*Work to be completed*: Extract the records in full, leaving every picture out.

Collected data entries
■ ■ ■ ■ ■

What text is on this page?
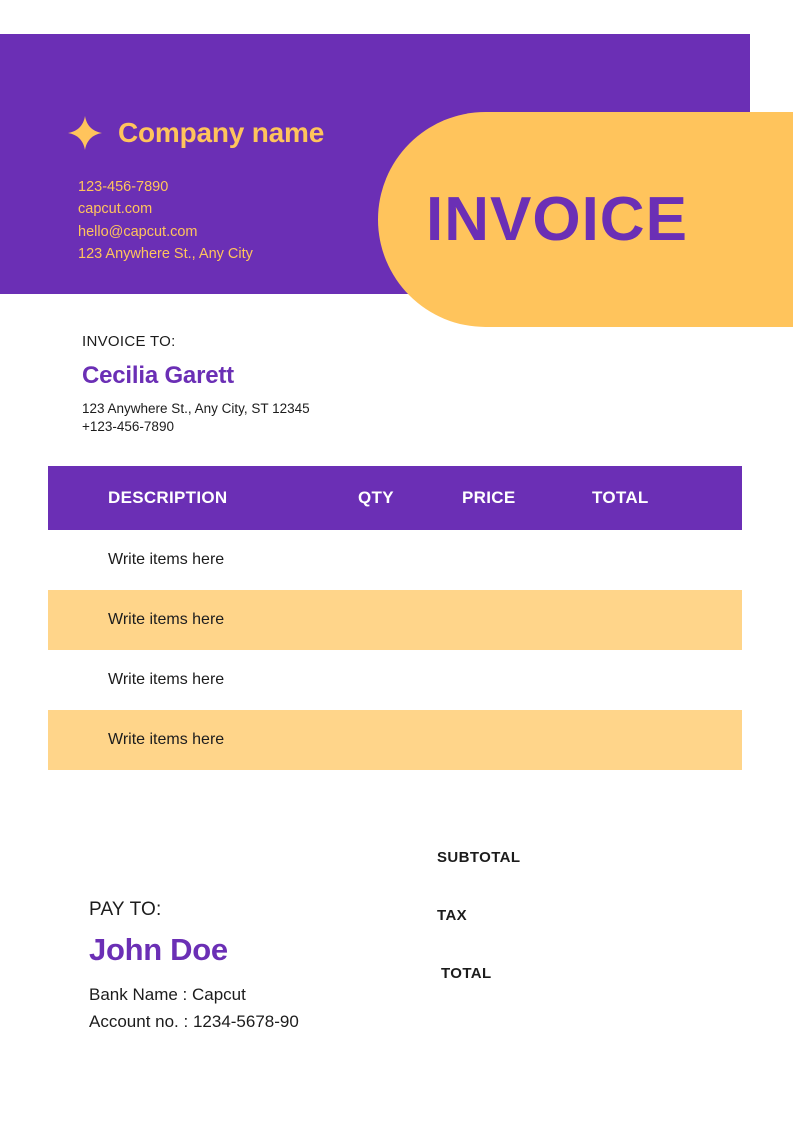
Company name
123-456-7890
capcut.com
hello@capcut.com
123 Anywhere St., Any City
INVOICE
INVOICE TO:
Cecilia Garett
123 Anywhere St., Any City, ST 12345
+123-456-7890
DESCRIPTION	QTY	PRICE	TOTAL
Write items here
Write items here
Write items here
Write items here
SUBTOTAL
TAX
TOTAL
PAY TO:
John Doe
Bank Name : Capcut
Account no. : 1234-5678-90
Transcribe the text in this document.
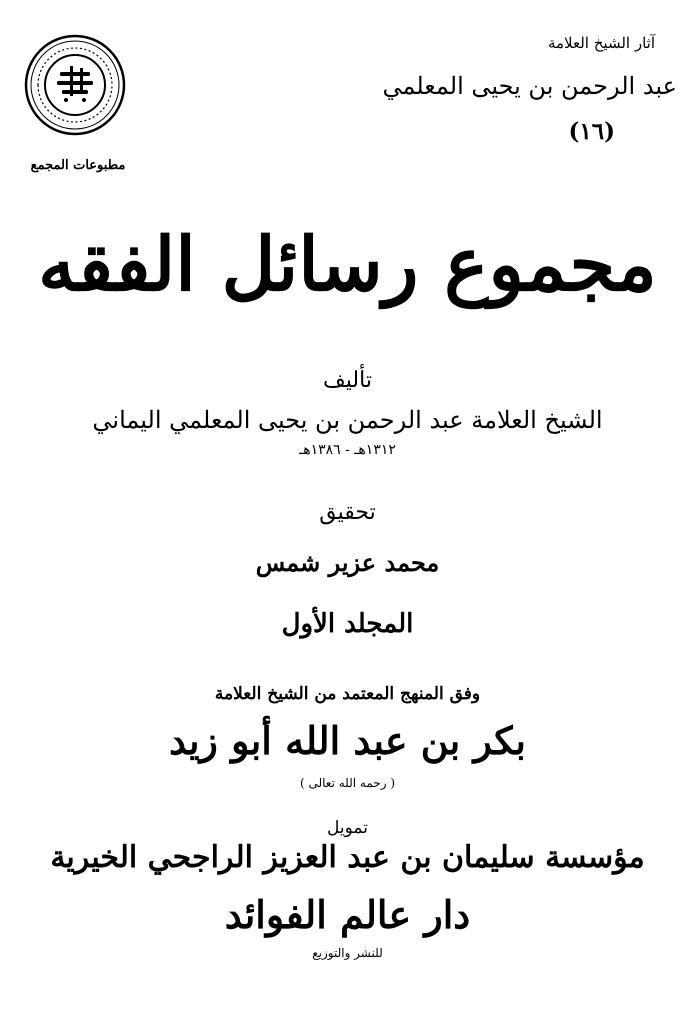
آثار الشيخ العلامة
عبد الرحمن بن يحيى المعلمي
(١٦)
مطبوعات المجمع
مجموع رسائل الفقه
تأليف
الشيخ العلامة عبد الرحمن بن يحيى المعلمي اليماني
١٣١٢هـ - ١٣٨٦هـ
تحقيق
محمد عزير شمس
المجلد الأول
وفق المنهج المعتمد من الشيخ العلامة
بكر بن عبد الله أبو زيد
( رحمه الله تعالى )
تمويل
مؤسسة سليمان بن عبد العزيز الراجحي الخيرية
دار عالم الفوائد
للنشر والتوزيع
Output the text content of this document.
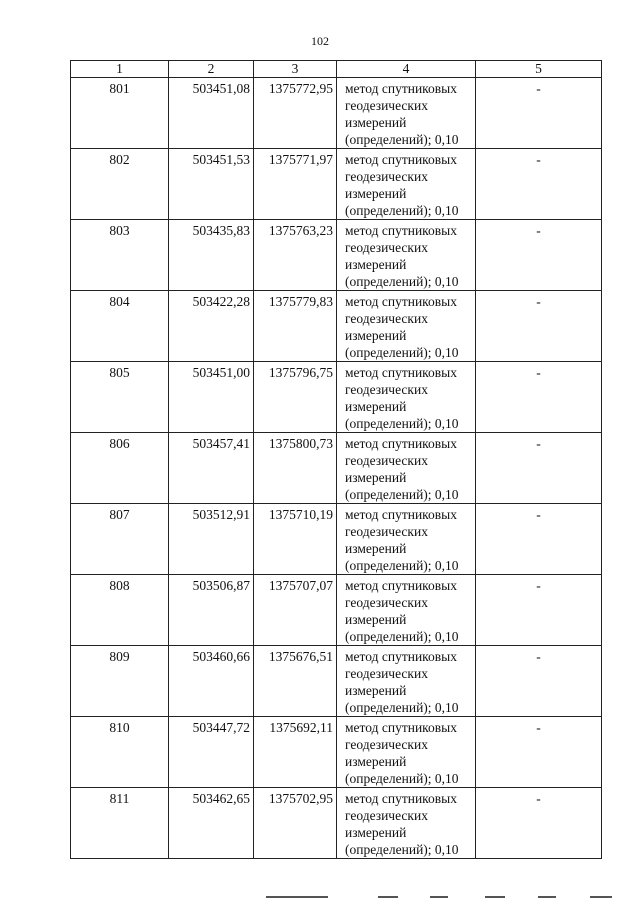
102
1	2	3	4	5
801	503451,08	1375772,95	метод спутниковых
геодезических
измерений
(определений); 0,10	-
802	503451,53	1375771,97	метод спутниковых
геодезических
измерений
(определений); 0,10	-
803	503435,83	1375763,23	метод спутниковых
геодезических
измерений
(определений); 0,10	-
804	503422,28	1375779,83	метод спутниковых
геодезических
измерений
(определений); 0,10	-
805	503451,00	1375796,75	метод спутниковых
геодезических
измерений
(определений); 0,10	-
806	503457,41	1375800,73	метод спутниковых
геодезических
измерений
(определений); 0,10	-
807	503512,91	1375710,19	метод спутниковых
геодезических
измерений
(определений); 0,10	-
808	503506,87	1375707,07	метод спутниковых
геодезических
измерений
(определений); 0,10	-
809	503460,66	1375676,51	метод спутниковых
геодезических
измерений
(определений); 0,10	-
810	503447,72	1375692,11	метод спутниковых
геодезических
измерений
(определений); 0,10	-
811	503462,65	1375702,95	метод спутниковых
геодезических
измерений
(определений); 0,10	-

■ ■ ■ ■ ■

*Reply*:
What text is on this page?
Company name
123-456-7890
capcut.com
hello@capcut.com
123 Anywhere St., Any City
INVOICE
INVOICE TO:
Cecilia Garett
123 Anywhere St., Any City, ST 12345
+123-456-7890
DESCRIPTION	QTY	PRICE	TOTAL
Write items here
Write items here
Write items here
Write items here
SUBTOTAL
TAX
TOTAL
PAY TO:
John Doe
Bank Name : Capcut
Account no. : 1234-5678-90
Transcribe the text in this document.
آثار الشيخ العلامة
عبد الرحمن بن يحيى المعلمي
(١٦)
مطبوعات المجمع
مجموع رسائل الفقه
تأليف
الشيخ العلامة عبد الرحمن بن يحيى المعلمي اليماني
١٣١٢هـ - ١٣٨٦هـ
تحقيق
محمد عزير شمس
المجلد الأول
وفق المنهج المعتمد من الشيخ العلامة
بكر بن عبد الله أبو زيد
( رحمه الله تعالى )
تمويل
مؤسسة سليمان بن عبد العزيز الراجحي الخيرية
دار عالم الفوائد
للنشر والتوزيع
Output the text content of this document.
102
1	2	3	4	5
801	503451,08	1375772,95	метод спутниковых
геодезических
измерений
(определений); 0,10	-
802	503451,53	1375771,97	метод спутниковых
геодезических
измерений
(определений); 0,10	-
803	503435,83	1375763,23	метод спутниковых
геодезических
измерений
(определений); 0,10	-
804	503422,28	1375779,83	метод спутниковых
геодезических
измерений
(определений); 0,10	-
805	503451,00	1375796,75	метод спутниковых
геодезических
измерений
(определений); 0,10	-
806	503457,41	1375800,73	метод спутниковых
геодезических
измерений
(определений); 0,10	-
807	503512,91	1375710,19	метод спутниковых
геодезических
измерений
(определений); 0,10	-
808	503506,87	1375707,07	метод спутниковых
геодезических
измерений
(определений); 0,10	-
809	503460,66	1375676,51	метод спутниковых
геодезических
измерений
(определений); 0,10	-
810	503447,72	1375692,11	метод спутниковых
геодезических
измерений
(определений); 0,10	-
811	503462,65	1375702,95	метод спутниковых
геодезических
измерений
(определений); 0,10	-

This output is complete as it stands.